SHORT EXERCISE
Filter the records below down to lines containing "colours".

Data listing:
────────────────────────────────────────

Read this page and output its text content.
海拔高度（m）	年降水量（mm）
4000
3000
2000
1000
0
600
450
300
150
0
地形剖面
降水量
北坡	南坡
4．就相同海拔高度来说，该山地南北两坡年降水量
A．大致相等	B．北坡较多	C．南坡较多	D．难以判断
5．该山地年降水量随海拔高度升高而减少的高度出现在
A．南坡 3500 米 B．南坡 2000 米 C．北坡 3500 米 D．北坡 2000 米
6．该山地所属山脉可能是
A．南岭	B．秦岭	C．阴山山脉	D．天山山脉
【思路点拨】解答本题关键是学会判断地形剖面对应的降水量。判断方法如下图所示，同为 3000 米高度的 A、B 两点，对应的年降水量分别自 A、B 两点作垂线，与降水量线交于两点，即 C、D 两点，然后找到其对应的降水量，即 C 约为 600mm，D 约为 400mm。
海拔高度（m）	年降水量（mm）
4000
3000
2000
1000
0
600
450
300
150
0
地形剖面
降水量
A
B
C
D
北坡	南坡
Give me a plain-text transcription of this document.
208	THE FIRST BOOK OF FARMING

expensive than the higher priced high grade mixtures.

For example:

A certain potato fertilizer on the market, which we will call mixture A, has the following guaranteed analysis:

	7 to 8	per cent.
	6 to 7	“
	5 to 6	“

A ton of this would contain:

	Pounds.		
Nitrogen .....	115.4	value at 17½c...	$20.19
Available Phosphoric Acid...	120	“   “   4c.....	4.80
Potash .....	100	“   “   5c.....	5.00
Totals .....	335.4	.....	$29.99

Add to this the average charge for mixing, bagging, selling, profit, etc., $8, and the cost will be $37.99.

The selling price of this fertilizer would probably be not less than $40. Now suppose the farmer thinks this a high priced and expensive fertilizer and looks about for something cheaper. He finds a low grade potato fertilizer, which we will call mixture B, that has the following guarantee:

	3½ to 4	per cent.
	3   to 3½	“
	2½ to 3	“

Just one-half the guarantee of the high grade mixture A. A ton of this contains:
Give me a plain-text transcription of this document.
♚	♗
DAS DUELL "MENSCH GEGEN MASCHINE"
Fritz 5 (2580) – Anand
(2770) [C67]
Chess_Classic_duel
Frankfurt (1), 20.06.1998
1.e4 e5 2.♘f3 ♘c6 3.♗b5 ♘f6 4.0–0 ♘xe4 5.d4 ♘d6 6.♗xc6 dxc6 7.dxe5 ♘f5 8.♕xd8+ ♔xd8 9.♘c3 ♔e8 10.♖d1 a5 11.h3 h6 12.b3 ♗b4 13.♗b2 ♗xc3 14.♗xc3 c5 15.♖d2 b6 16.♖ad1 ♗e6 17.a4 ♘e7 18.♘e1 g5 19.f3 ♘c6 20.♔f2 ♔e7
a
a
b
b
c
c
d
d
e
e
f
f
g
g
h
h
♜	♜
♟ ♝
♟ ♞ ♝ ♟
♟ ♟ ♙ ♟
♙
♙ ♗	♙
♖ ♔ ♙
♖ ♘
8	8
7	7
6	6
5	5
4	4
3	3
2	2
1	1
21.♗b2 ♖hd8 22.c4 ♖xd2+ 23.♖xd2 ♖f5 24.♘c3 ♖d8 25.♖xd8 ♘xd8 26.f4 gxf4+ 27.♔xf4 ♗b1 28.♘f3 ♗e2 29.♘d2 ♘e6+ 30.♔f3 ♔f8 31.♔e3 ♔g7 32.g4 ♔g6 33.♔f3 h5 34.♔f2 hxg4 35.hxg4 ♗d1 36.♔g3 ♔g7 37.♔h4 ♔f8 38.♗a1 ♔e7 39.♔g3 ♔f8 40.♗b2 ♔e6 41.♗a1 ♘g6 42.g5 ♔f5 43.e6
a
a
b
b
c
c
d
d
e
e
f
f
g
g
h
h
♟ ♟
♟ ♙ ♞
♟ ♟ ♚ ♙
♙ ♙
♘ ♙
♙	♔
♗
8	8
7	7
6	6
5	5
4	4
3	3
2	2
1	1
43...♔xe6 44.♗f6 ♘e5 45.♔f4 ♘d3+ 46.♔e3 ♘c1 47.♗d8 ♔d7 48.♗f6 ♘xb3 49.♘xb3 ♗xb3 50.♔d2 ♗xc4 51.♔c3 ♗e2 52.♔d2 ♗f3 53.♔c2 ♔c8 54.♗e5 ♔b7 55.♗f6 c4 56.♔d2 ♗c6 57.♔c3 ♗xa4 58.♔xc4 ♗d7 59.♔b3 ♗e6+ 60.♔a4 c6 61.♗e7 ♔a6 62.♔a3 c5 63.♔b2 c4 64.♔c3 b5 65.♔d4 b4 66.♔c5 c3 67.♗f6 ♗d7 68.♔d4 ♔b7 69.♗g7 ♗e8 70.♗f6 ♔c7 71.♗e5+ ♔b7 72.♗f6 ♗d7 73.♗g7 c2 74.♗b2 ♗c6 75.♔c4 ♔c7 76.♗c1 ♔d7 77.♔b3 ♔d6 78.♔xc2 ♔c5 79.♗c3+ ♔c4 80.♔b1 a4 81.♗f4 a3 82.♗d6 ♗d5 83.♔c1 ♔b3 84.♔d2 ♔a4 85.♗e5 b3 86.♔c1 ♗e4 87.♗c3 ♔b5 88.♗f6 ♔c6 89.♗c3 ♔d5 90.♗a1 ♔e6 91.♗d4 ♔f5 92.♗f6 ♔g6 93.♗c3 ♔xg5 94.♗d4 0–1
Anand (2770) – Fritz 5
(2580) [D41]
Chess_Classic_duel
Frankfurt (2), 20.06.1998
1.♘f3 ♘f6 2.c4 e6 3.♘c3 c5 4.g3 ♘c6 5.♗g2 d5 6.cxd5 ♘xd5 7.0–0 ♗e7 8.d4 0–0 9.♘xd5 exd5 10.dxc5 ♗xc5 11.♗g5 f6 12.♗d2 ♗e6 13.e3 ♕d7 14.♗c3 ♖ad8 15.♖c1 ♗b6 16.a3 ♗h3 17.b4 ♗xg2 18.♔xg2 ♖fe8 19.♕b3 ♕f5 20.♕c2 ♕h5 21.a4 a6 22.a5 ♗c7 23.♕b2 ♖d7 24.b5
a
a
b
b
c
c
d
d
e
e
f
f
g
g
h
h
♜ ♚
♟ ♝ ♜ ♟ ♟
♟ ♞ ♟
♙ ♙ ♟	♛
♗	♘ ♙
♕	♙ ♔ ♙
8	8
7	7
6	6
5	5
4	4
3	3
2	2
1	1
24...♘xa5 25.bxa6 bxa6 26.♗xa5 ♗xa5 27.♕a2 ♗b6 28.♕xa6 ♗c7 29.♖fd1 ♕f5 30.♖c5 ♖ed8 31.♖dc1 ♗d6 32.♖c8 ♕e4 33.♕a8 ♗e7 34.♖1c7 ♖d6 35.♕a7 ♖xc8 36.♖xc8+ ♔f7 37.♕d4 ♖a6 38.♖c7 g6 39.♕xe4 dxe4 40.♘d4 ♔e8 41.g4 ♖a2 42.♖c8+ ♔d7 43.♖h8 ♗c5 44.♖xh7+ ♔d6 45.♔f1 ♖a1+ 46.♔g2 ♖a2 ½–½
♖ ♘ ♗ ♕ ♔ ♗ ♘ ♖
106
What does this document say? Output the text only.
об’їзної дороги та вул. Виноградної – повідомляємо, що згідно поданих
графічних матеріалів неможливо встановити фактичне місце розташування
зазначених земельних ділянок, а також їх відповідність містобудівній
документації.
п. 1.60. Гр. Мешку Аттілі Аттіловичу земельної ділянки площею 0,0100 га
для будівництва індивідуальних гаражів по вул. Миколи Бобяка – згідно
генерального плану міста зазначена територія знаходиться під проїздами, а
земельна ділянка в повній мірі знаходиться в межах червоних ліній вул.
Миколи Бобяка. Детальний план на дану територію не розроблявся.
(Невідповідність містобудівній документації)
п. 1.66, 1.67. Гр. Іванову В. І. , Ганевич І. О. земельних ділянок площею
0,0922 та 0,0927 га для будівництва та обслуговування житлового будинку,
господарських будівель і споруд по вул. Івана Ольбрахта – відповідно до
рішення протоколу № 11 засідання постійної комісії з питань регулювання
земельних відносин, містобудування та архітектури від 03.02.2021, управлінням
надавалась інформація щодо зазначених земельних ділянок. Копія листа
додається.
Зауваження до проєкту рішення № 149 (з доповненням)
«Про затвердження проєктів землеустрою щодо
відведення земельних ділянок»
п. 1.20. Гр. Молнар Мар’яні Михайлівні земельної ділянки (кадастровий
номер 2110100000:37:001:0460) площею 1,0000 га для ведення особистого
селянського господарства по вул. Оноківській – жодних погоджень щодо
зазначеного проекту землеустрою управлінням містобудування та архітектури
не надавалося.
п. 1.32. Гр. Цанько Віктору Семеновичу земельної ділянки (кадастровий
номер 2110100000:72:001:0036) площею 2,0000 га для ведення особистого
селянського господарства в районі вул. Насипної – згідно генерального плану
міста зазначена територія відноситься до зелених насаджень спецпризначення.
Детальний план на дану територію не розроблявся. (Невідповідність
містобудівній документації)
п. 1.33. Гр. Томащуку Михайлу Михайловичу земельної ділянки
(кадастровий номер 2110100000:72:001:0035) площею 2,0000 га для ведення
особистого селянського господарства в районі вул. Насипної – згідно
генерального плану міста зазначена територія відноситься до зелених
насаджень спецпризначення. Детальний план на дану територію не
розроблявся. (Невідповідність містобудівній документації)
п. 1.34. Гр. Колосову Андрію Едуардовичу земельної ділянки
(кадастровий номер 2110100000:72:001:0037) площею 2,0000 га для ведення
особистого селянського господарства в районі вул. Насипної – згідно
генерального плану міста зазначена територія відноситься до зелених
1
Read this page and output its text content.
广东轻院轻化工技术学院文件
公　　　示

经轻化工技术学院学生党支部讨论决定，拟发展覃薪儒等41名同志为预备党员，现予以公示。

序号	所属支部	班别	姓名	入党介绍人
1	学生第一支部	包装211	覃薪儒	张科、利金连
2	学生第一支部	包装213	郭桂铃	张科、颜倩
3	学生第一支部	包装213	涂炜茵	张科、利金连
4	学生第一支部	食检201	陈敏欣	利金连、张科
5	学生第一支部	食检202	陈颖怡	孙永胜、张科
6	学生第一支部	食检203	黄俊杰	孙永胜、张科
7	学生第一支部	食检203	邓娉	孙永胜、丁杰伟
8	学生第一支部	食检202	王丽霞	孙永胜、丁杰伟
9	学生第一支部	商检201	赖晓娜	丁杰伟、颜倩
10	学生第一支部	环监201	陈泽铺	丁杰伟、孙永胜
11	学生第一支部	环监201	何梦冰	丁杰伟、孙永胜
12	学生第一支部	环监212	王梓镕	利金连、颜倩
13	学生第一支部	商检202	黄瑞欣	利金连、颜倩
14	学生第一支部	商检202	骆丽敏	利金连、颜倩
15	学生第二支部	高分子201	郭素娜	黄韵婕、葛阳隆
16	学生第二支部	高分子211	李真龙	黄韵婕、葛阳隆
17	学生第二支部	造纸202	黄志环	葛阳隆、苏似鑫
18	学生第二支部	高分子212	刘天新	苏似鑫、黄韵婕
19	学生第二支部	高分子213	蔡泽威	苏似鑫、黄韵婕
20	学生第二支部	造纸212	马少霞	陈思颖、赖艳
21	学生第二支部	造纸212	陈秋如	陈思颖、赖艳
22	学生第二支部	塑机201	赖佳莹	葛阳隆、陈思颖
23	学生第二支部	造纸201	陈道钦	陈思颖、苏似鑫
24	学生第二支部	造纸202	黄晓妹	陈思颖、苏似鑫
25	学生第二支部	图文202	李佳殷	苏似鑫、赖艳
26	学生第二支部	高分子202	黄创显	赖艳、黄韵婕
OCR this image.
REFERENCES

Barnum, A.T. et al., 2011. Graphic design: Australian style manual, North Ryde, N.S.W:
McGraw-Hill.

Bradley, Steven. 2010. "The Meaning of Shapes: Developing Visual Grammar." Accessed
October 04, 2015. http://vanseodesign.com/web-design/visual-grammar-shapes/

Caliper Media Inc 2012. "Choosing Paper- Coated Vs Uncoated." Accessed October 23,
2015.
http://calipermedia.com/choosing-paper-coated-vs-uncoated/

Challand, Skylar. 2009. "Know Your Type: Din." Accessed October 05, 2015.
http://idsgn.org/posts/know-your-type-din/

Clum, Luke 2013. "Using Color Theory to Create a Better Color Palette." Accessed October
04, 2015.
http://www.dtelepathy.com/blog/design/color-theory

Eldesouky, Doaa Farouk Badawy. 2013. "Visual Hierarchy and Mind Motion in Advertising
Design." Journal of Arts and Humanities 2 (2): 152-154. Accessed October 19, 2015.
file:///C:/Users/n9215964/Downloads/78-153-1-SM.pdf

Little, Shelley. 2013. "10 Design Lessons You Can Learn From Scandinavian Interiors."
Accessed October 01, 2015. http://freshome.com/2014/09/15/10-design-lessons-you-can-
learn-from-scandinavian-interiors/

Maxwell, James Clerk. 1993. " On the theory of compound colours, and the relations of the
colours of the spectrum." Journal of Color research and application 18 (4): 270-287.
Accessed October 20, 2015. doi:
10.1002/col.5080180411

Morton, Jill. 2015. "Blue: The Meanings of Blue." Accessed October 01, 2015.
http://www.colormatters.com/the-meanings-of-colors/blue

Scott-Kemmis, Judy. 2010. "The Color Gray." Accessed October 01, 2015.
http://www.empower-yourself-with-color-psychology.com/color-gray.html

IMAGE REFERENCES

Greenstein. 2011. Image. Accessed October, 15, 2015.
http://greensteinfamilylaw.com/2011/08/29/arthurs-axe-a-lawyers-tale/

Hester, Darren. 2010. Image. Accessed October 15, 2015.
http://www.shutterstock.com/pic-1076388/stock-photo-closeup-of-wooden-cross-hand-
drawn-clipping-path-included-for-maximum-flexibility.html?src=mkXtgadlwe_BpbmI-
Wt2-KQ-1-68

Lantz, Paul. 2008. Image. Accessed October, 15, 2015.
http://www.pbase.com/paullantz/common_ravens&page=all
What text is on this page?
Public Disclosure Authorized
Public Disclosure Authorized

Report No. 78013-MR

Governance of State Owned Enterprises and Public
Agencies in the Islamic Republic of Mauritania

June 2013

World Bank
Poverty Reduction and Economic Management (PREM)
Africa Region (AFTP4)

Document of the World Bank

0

────────────────────────────────────────

SOLUTION BELOW
Maxwell, James Clerk. 1993. " On the theory of compound colours, and the relations of the
colours of the spectrum." Journal of Color research and application 18 (4): 270-287.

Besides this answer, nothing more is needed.